### PROBLEM STATEMENT
In the following material, identify every line holding the string "GENNAIO" and return it.

### RECORDS FOR THIS TASK
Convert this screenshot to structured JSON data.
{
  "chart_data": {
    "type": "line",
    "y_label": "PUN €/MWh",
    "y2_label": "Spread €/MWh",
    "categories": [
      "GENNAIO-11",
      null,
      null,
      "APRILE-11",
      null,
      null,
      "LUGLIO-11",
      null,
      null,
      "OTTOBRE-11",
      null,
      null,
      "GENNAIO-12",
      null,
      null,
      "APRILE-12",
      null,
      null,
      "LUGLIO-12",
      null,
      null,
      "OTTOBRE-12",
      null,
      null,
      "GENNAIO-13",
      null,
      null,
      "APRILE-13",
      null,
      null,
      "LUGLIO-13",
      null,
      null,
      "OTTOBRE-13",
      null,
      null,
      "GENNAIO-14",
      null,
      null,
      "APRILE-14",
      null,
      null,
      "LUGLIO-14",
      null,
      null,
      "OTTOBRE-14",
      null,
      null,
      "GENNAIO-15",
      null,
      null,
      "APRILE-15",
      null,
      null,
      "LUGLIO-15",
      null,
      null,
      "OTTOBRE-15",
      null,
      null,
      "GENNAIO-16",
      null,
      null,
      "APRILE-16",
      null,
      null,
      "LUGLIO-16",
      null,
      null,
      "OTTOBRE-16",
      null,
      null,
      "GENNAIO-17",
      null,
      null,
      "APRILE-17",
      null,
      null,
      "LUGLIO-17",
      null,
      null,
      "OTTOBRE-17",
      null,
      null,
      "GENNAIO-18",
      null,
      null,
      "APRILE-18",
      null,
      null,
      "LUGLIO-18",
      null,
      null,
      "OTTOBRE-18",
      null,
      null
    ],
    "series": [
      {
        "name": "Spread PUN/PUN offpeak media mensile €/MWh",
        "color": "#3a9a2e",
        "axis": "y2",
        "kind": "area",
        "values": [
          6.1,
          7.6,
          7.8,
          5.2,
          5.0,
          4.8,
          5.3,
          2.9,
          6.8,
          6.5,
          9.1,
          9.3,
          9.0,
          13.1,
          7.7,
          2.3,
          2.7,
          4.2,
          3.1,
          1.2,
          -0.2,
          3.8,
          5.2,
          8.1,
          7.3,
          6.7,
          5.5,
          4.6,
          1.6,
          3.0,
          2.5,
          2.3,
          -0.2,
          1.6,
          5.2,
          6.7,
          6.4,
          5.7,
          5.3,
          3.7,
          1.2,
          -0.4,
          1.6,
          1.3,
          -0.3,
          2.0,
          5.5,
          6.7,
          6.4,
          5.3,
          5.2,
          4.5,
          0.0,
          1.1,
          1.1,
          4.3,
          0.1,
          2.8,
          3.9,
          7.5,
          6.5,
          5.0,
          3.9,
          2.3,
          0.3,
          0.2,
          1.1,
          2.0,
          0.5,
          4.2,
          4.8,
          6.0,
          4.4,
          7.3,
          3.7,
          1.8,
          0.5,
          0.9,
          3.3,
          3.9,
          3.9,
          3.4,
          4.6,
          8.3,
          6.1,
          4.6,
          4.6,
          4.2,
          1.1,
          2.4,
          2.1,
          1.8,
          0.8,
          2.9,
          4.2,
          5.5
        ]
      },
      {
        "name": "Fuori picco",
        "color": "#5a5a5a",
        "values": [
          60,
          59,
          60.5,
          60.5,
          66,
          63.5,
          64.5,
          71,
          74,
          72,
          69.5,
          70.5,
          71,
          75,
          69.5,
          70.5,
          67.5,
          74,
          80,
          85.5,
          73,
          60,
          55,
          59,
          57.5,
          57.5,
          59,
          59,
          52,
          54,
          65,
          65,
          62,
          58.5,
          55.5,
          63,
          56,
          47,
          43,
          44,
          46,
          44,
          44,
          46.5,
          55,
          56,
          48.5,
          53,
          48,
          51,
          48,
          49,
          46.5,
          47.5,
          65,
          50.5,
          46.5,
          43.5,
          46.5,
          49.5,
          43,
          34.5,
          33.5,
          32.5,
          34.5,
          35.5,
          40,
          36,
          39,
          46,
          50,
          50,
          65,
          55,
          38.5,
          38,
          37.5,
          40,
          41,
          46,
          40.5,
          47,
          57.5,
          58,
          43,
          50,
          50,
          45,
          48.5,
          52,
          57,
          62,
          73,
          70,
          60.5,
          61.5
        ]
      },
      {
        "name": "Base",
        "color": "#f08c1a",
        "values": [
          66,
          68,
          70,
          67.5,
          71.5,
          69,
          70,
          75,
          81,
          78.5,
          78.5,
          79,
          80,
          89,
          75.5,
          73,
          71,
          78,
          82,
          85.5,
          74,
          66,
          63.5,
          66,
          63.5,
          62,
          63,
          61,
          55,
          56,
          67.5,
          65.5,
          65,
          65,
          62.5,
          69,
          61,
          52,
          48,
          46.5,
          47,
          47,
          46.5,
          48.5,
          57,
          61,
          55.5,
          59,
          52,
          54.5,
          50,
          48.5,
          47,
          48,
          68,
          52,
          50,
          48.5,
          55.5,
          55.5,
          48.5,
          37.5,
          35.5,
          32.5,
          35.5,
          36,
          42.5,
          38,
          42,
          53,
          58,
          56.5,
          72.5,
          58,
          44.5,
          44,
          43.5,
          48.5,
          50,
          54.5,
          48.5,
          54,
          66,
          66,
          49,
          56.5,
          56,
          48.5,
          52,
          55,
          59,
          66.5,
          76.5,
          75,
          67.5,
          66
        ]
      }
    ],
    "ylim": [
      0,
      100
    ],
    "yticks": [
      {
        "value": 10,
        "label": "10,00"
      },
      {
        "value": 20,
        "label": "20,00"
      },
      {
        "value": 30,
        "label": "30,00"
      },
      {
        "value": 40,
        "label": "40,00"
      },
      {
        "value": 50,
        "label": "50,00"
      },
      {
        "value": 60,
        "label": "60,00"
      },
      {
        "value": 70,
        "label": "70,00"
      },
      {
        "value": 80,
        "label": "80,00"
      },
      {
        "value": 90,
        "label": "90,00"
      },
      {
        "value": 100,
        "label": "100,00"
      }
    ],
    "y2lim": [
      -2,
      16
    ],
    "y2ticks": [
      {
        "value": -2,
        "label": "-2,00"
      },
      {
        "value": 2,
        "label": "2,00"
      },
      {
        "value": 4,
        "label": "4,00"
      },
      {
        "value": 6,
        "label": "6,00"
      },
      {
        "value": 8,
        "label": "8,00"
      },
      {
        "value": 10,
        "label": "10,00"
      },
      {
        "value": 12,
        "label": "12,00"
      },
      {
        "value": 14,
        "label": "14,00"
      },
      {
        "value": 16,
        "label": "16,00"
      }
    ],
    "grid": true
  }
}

### EXERCISE ANSWER
      "GENNAIO-11",
      "GENNAIO-12",
      "GENNAIO-13",
      "GENNAIO-14",
      "GENNAIO-15",
      "GENNAIO-16",
      "GENNAIO-17",
      "GENNAIO-18",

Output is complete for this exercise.